Instructions to follow:
Type out the data exactly as given. Skip any image.

Dataset records:

::::::

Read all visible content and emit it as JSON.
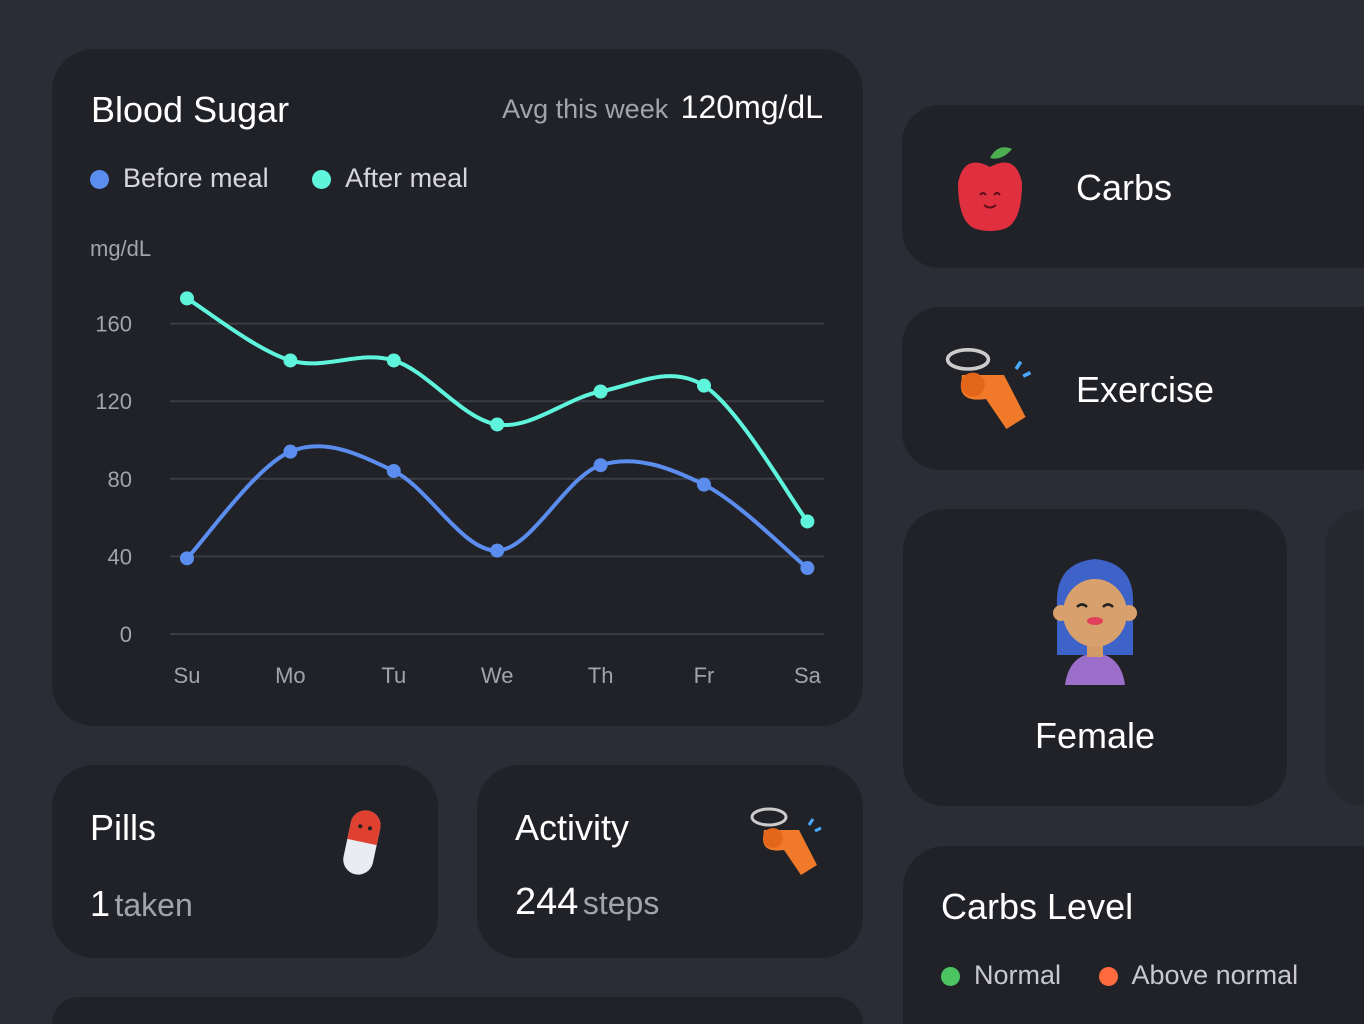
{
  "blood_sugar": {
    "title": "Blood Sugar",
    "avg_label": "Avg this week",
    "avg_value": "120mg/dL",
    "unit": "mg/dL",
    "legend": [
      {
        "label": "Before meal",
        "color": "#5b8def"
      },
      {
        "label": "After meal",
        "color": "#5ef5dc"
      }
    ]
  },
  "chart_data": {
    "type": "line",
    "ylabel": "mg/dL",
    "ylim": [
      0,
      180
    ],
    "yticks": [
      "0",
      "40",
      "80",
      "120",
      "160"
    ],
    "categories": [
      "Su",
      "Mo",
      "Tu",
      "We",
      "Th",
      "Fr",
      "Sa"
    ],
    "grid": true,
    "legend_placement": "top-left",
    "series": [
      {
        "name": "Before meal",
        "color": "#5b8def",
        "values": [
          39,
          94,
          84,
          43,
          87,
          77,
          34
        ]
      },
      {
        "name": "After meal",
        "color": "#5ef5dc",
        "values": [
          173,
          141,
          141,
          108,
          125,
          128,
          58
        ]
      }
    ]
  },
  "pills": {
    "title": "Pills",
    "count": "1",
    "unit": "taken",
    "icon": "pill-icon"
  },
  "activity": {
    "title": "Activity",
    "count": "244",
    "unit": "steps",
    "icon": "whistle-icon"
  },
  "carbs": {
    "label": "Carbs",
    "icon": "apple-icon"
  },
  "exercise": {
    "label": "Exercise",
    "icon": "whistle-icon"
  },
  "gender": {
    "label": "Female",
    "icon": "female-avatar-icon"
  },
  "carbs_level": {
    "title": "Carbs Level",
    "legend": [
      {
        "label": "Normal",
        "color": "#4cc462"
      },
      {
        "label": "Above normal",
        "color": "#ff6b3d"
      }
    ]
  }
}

::::::

Response below:
Read all visible content and emit it as JSON.
{
  "blood_sugar": {
    "title": "Blood Sugar",
    "avg_label": "Avg this week",
    "avg_value": "120mg/dL",
    "unit": "mg/dL",
    "legend": [
      {
        "label": "Before meal",
        "color": "#5b8def"
      },
      {
        "label": "After meal",
        "color": "#5ef5dc"
      }
    ]
  },
  "chart_data": {
    "type": "line",
    "ylabel": "mg/dL",
    "ylim": [
      0,
      180
    ],
    "yticks": [
      "0",
      "40",
      "80",
      "120",
      "160"
    ],
    "categories": [
      "Su",
      "Mo",
      "Tu",
      "We",
      "Th",
      "Fr",
      "Sa"
    ],
    "grid": true,
    "legend_placement": "top-left",
    "series": [
      {
        "name": "Before meal",
        "color": "#5b8def",
        "values": [
          39,
          94,
          84,
          43,
          87,
          77,
          34
        ]
      },
      {
        "name": "After meal",
        "color": "#5ef5dc",
        "values": [
          173,
          141,
          141,
          108,
          125,
          128,
          58
        ]
      }
    ]
  },
  "pills": {
    "title": "Pills",
    "count": "1",
    "unit": "taken",
    "icon": "pill-icon"
  },
  "activity": {
    "title": "Activity",
    "count": "244",
    "unit": "steps",
    "icon": "whistle-icon"
  },
  "carbs": {
    "label": "Carbs",
    "icon": "apple-icon"
  },
  "exercise": {
    "label": "Exercise",
    "icon": "whistle-icon"
  },
  "gender": {
    "label": "Female",
    "icon": "female-avatar-icon"
  },
  "carbs_level": {
    "title": "Carbs Level",
    "legend": [
      {
        "label": "Normal",
        "color": "#4cc462"
      },
      {
        "label": "Above normal",
        "color": "#ff6b3d"
      }
    ]
  }
}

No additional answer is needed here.